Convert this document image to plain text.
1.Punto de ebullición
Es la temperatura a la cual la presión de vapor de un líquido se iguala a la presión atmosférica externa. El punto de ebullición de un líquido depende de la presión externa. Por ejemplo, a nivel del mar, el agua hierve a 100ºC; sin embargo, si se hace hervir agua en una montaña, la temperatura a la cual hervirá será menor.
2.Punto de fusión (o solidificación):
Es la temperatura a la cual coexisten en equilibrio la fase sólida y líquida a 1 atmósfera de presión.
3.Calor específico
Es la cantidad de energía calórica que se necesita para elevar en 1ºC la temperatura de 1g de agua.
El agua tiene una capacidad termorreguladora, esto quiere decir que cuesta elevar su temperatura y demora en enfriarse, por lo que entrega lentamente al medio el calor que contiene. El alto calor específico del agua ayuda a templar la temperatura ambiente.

::::

▸ **TASK REQUIREMENTS**: Quote the data above in full, changing nothing.

▸ **RESPONSE FOR THIS EXERCISE**:
Convert this document image to plain text.
1.Punto de ebullición
Es la temperatura a la cual la presión de vapor de un líquido se iguala a la presión atmosférica externa. El punto de ebullición de un líquido depende de la presión externa. Por ejemplo, a nivel del mar, el agua hierve a 100ºC; sin embargo, si se hace hervir agua en una montaña, la temperatura a la cual hervirá será menor.
2.Punto de fusión (o solidificación):
Es la temperatura a la cual coexisten en equilibrio la fase sólida y líquida a 1 atmósfera de presión.
3.Calor específico
Es la cantidad de energía calórica que se necesita para elevar en 1ºC la temperatura de 1g de agua.
El agua tiene una capacidad termorreguladora, esto quiere decir que cuesta elevar su temperatura y demora en enfriarse, por lo que entrega lentamente al medio el calor que contiene. El alto calor específico del agua ayuda a templar la temperatura ambiente.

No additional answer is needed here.